Description of the task: Return exactly the lines of the entries that start at the line containing "Give me a plain-text" and continue to the last line. Omit the pictures.

# Start of Given entries

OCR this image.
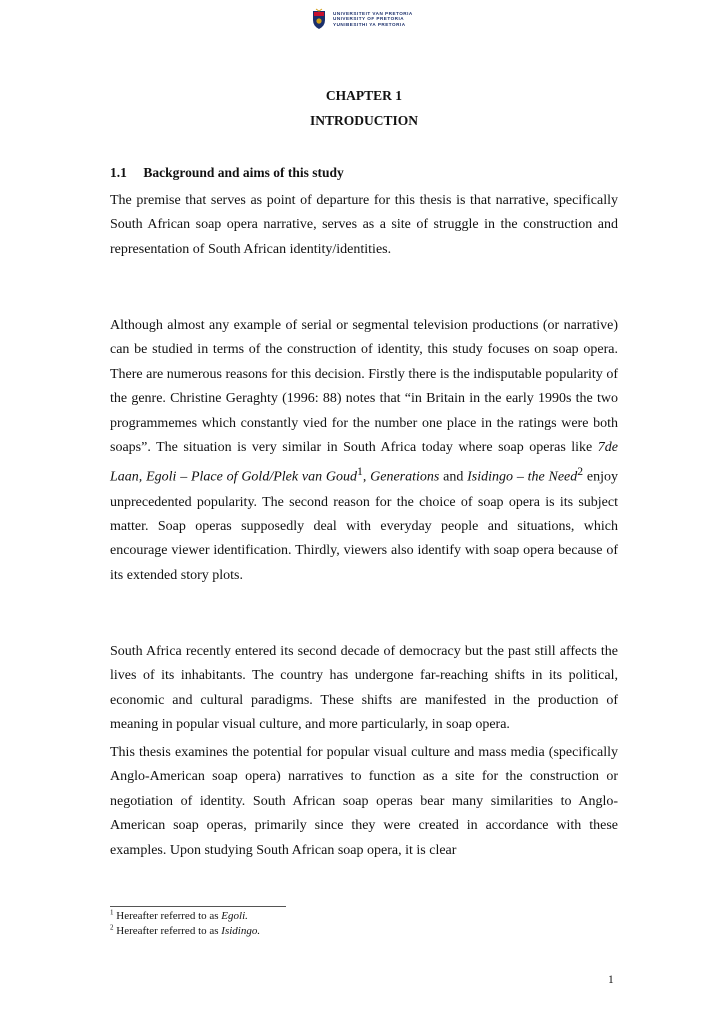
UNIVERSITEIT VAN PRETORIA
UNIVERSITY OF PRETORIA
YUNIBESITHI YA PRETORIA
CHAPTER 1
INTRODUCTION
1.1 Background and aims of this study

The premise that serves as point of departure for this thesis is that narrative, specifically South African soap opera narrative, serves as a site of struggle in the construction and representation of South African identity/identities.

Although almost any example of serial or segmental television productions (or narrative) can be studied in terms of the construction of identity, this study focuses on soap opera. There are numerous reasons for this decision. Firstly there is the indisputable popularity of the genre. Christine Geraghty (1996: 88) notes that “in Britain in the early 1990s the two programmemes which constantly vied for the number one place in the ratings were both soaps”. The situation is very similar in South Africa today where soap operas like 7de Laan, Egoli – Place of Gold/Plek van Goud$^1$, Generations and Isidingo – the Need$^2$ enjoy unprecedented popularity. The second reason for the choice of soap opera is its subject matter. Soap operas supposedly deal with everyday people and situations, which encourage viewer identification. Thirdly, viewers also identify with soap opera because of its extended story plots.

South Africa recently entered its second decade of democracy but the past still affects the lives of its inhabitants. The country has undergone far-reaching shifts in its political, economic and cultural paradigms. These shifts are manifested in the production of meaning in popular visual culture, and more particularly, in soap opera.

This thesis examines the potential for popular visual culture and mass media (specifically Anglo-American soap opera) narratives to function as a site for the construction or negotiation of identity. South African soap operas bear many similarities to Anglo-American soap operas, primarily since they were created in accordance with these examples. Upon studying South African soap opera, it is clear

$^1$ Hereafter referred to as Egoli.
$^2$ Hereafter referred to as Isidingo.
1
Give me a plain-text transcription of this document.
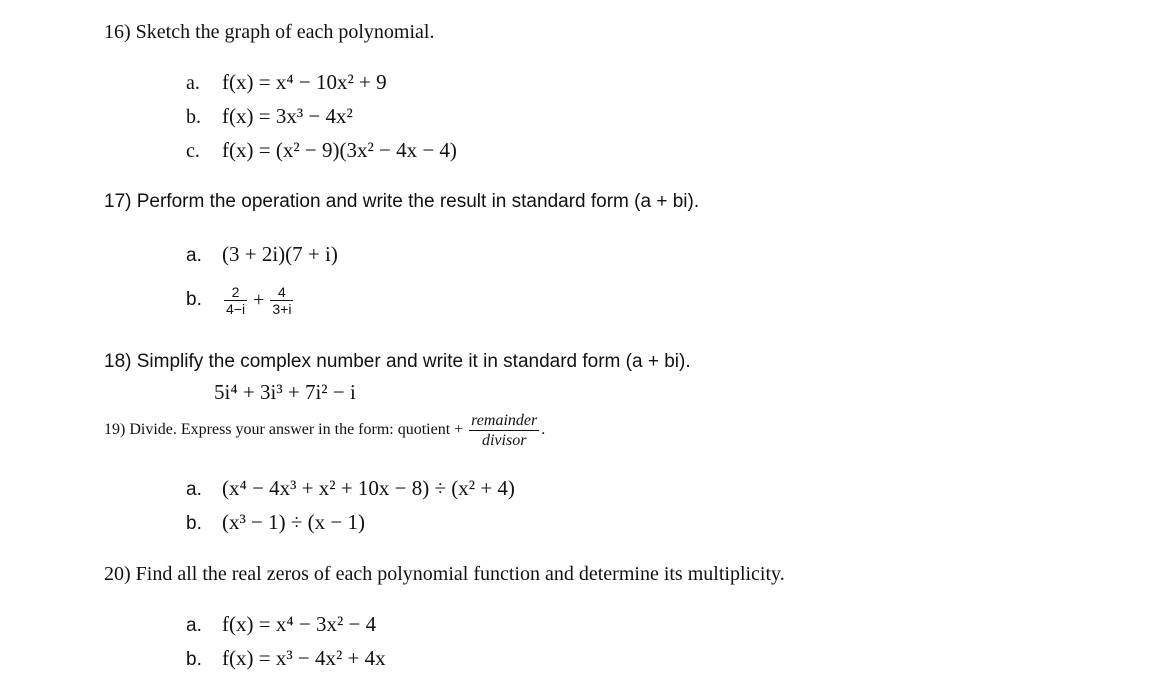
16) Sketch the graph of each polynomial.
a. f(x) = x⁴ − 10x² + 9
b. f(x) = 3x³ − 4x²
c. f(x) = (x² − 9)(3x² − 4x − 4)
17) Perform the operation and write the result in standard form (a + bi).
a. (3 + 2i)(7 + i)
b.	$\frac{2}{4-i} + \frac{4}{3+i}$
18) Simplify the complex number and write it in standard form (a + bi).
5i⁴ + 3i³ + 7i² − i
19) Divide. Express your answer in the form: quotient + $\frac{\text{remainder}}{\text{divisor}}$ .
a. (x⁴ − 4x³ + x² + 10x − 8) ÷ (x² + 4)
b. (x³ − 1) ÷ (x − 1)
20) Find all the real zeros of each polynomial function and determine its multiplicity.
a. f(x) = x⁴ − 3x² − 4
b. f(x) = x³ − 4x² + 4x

# End of Given entries

Solution to this problem:
Give me a plain-text transcription of this document.
16) Sketch the graph of each polynomial.
a. f(x) = x⁴ − 10x² + 9
b. f(x) = 3x³ − 4x²
c. f(x) = (x² − 9)(3x² − 4x − 4)
17) Perform the operation and write the result in standard form (a + bi).
a. (3 + 2i)(7 + i)
b.	$\frac{2}{4-i} + \frac{4}{3+i}$
18) Simplify the complex number and write it in standard form (a + bi).
5i⁴ + 3i³ + 7i² − i
19) Divide. Express your answer in the form: quotient + $\frac{\text{remainder}}{\text{divisor}}$ .
a. (x⁴ − 4x³ + x² + 10x − 8) ÷ (x² + 4)
b. (x³ − 1) ÷ (x − 1)
20) Find all the real zeros of each polynomial function and determine its multiplicity.
a. f(x) = x⁴ − 3x² − 4
b. f(x) = x³ − 4x² + 4x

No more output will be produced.